• **What you have to do**
Retype the records that come next, word for word.

• **Excerpted records**
= = =

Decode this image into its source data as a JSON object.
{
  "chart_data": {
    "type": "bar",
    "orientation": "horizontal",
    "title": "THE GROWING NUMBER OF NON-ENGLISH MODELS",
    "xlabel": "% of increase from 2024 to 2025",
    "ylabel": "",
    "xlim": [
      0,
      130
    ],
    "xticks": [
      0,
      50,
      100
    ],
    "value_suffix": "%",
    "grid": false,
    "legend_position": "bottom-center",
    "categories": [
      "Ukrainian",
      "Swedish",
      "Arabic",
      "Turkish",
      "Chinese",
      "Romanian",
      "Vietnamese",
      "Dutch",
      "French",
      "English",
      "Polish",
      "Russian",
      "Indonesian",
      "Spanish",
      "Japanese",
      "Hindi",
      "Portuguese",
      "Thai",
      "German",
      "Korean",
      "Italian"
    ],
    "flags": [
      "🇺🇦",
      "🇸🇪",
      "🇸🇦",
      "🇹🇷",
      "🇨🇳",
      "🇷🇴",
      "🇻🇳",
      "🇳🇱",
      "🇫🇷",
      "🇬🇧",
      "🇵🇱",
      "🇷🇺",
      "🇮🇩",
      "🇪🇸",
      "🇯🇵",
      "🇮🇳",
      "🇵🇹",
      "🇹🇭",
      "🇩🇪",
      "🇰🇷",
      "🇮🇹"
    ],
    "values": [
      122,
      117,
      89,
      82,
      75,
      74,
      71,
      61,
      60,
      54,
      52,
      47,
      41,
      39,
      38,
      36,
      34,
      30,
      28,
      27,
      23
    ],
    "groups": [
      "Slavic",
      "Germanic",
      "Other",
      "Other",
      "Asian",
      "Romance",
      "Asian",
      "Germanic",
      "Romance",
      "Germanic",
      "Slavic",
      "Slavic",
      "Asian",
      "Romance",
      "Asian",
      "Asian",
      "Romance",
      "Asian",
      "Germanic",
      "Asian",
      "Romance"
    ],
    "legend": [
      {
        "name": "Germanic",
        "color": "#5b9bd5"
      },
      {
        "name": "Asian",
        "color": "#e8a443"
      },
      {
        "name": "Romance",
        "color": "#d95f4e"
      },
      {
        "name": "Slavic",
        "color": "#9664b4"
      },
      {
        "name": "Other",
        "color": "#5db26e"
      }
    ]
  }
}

= = =

• **The answer**
Decode this image into its source data as a JSON object.
{
  "chart_data": {
    "type": "bar",
    "orientation": "horizontal",
    "title": "THE GROWING NUMBER OF NON-ENGLISH MODELS",
    "xlabel": "% of increase from 2024 to 2025",
    "ylabel": "",
    "xlim": [
      0,
      130
    ],
    "xticks": [
      0,
      50,
      100
    ],
    "value_suffix": "%",
    "grid": false,
    "legend_position": "bottom-center",
    "categories": [
      "Ukrainian",
      "Swedish",
      "Arabic",
      "Turkish",
      "Chinese",
      "Romanian",
      "Vietnamese",
      "Dutch",
      "French",
      "English",
      "Polish",
      "Russian",
      "Indonesian",
      "Spanish",
      "Japanese",
      "Hindi",
      "Portuguese",
      "Thai",
      "German",
      "Korean",
      "Italian"
    ],
    "flags": [
      "🇺🇦",
      "🇸🇪",
      "🇸🇦",
      "🇹🇷",
      "🇨🇳",
      "🇷🇴",
      "🇻🇳",
      "🇳🇱",
      "🇫🇷",
      "🇬🇧",
      "🇵🇱",
      "🇷🇺",
      "🇮🇩",
      "🇪🇸",
      "🇯🇵",
      "🇮🇳",
      "🇵🇹",
      "🇹🇭",
      "🇩🇪",
      "🇰🇷",
      "🇮🇹"
    ],
    "values": [
      122,
      117,
      89,
      82,
      75,
      74,
      71,
      61,
      60,
      54,
      52,
      47,
      41,
      39,
      38,
      36,
      34,
      30,
      28,
      27,
      23
    ],
    "groups": [
      "Slavic",
      "Germanic",
      "Other",
      "Other",
      "Asian",
      "Romance",
      "Asian",
      "Germanic",
      "Romance",
      "Germanic",
      "Slavic",
      "Slavic",
      "Asian",
      "Romance",
      "Asian",
      "Asian",
      "Romance",
      "Asian",
      "Germanic",
      "Asian",
      "Romance"
    ],
    "legend": [
      {
        "name": "Germanic",
        "color": "#5b9bd5"
      },
      {
        "name": "Asian",
        "color": "#e8a443"
      },
      {
        "name": "Romance",
        "color": "#d95f4e"
      },
      {
        "name": "Slavic",
        "color": "#9664b4"
      },
      {
        "name": "Other",
        "color": "#5db26e"
      }
    ]
  }
}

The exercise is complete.